Figure dataset records:
+===+
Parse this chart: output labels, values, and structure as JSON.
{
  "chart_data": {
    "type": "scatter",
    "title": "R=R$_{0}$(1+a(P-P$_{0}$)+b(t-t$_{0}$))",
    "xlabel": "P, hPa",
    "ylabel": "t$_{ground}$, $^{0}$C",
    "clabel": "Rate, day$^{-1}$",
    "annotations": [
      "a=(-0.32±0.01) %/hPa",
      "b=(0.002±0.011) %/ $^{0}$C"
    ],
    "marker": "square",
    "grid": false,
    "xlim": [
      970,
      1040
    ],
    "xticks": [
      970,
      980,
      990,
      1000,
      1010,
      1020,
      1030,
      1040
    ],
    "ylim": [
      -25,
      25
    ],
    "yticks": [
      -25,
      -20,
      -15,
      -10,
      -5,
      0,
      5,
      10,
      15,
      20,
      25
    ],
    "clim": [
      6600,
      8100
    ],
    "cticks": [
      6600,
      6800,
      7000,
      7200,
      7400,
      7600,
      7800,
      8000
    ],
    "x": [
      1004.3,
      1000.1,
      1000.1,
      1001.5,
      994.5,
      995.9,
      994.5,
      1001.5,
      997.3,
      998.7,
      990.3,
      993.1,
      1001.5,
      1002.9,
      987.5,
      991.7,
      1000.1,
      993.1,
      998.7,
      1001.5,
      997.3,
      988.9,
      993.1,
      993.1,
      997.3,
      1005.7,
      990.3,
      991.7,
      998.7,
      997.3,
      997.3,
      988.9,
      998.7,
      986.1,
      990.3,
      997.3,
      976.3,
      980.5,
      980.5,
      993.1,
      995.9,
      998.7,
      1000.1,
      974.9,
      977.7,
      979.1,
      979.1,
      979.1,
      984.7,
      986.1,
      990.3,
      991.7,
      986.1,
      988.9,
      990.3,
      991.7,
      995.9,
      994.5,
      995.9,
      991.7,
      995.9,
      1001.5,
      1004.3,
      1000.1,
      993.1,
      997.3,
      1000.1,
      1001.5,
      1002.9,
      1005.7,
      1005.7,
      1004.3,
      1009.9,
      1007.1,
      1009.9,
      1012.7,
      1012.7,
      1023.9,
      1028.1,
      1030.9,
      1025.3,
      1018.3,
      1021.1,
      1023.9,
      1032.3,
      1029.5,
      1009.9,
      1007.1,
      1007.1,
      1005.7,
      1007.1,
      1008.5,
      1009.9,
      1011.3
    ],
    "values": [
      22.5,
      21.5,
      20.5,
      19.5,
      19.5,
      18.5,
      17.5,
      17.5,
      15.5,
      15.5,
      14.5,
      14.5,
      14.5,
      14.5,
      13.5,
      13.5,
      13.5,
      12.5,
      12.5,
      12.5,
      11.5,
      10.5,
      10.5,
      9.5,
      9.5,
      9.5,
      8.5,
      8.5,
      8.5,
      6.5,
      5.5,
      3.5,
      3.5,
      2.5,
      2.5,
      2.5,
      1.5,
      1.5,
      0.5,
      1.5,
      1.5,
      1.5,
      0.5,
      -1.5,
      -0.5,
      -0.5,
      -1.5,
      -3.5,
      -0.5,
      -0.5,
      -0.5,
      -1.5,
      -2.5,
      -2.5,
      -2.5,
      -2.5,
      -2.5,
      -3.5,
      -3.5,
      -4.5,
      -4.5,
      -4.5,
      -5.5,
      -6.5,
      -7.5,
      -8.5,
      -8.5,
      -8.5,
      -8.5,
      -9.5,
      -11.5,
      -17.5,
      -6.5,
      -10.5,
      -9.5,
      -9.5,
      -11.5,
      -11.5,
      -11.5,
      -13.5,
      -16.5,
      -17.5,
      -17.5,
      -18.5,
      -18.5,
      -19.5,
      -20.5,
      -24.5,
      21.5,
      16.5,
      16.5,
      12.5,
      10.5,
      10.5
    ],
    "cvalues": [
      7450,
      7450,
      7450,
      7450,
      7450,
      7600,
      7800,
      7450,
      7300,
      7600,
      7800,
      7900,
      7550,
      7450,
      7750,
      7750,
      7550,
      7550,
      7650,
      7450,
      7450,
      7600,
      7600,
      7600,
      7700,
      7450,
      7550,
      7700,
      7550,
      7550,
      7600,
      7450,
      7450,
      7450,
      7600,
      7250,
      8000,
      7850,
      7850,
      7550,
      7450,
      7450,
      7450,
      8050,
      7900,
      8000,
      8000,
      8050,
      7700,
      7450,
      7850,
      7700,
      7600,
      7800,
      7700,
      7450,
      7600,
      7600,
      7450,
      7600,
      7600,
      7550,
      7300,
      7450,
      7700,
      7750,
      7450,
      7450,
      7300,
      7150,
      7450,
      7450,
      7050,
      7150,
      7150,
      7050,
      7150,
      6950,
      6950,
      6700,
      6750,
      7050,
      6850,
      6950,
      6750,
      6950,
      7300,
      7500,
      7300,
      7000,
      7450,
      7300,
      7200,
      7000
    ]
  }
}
+===+
Each entry above is to be set down again in exactly the same words.

WRITTEN RESPONSE:
Parse this chart: output labels, values, and structure as JSON.
{
  "chart_data": {
    "type": "scatter",
    "title": "R=R$_{0}$(1+a(P-P$_{0}$)+b(t-t$_{0}$))",
    "xlabel": "P, hPa",
    "ylabel": "t$_{ground}$, $^{0}$C",
    "clabel": "Rate, day$^{-1}$",
    "annotations": [
      "a=(-0.32±0.01) %/hPa",
      "b=(0.002±0.011) %/ $^{0}$C"
    ],
    "marker": "square",
    "grid": false,
    "xlim": [
      970,
      1040
    ],
    "xticks": [
      970,
      980,
      990,
      1000,
      1010,
      1020,
      1030,
      1040
    ],
    "ylim": [
      -25,
      25
    ],
    "yticks": [
      -25,
      -20,
      -15,
      -10,
      -5,
      0,
      5,
      10,
      15,
      20,
      25
    ],
    "clim": [
      6600,
      8100
    ],
    "cticks": [
      6600,
      6800,
      7000,
      7200,
      7400,
      7600,
      7800,
      8000
    ],
    "x": [
      1004.3,
      1000.1,
      1000.1,
      1001.5,
      994.5,
      995.9,
      994.5,
      1001.5,
      997.3,
      998.7,
      990.3,
      993.1,
      1001.5,
      1002.9,
      987.5,
      991.7,
      1000.1,
      993.1,
      998.7,
      1001.5,
      997.3,
      988.9,
      993.1,
      993.1,
      997.3,
      1005.7,
      990.3,
      991.7,
      998.7,
      997.3,
      997.3,
      988.9,
      998.7,
      986.1,
      990.3,
      997.3,
      976.3,
      980.5,
      980.5,
      993.1,
      995.9,
      998.7,
      1000.1,
      974.9,
      977.7,
      979.1,
      979.1,
      979.1,
      984.7,
      986.1,
      990.3,
      991.7,
      986.1,
      988.9,
      990.3,
      991.7,
      995.9,
      994.5,
      995.9,
      991.7,
      995.9,
      1001.5,
      1004.3,
      1000.1,
      993.1,
      997.3,
      1000.1,
      1001.5,
      1002.9,
      1005.7,
      1005.7,
      1004.3,
      1009.9,
      1007.1,
      1009.9,
      1012.7,
      1012.7,
      1023.9,
      1028.1,
      1030.9,
      1025.3,
      1018.3,
      1021.1,
      1023.9,
      1032.3,
      1029.5,
      1009.9,
      1007.1,
      1007.1,
      1005.7,
      1007.1,
      1008.5,
      1009.9,
      1011.3
    ],
    "values": [
      22.5,
      21.5,
      20.5,
      19.5,
      19.5,
      18.5,
      17.5,
      17.5,
      15.5,
      15.5,
      14.5,
      14.5,
      14.5,
      14.5,
      13.5,
      13.5,
      13.5,
      12.5,
      12.5,
      12.5,
      11.5,
      10.5,
      10.5,
      9.5,
      9.5,
      9.5,
      8.5,
      8.5,
      8.5,
      6.5,
      5.5,
      3.5,
      3.5,
      2.5,
      2.5,
      2.5,
      1.5,
      1.5,
      0.5,
      1.5,
      1.5,
      1.5,
      0.5,
      -1.5,
      -0.5,
      -0.5,
      -1.5,
      -3.5,
      -0.5,
      -0.5,
      -0.5,
      -1.5,
      -2.5,
      -2.5,
      -2.5,
      -2.5,
      -2.5,
      -3.5,
      -3.5,
      -4.5,
      -4.5,
      -4.5,
      -5.5,
      -6.5,
      -7.5,
      -8.5,
      -8.5,
      -8.5,
      -8.5,
      -9.5,
      -11.5,
      -17.5,
      -6.5,
      -10.5,
      -9.5,
      -9.5,
      -11.5,
      -11.5,
      -11.5,
      -13.5,
      -16.5,
      -17.5,
      -17.5,
      -18.5,
      -18.5,
      -19.5,
      -20.5,
      -24.5,
      21.5,
      16.5,
      16.5,
      12.5,
      10.5,
      10.5
    ],
    "cvalues": [
      7450,
      7450,
      7450,
      7450,
      7450,
      7600,
      7800,
      7450,
      7300,
      7600,
      7800,
      7900,
      7550,
      7450,
      7750,
      7750,
      7550,
      7550,
      7650,
      7450,
      7450,
      7600,
      7600,
      7600,
      7700,
      7450,
      7550,
      7700,
      7550,
      7550,
      7600,
      7450,
      7450,
      7450,
      7600,
      7250,
      8000,
      7850,
      7850,
      7550,
      7450,
      7450,
      7450,
      8050,
      7900,
      8000,
      8000,
      8050,
      7700,
      7450,
      7850,
      7700,
      7600,
      7800,
      7700,
      7450,
      7600,
      7600,
      7450,
      7600,
      7600,
      7550,
      7300,
      7450,
      7700,
      7750,
      7450,
      7450,
      7300,
      7150,
      7450,
      7450,
      7050,
      7150,
      7150,
      7050,
      7150,
      6950,
      6950,
      6700,
      6750,
      7050,
      6850,
      6950,
      6750,
      6950,
      7300,
      7500,
      7300,
      7000,
      7450,
      7300,
      7200,
      7000
    ]
  }
}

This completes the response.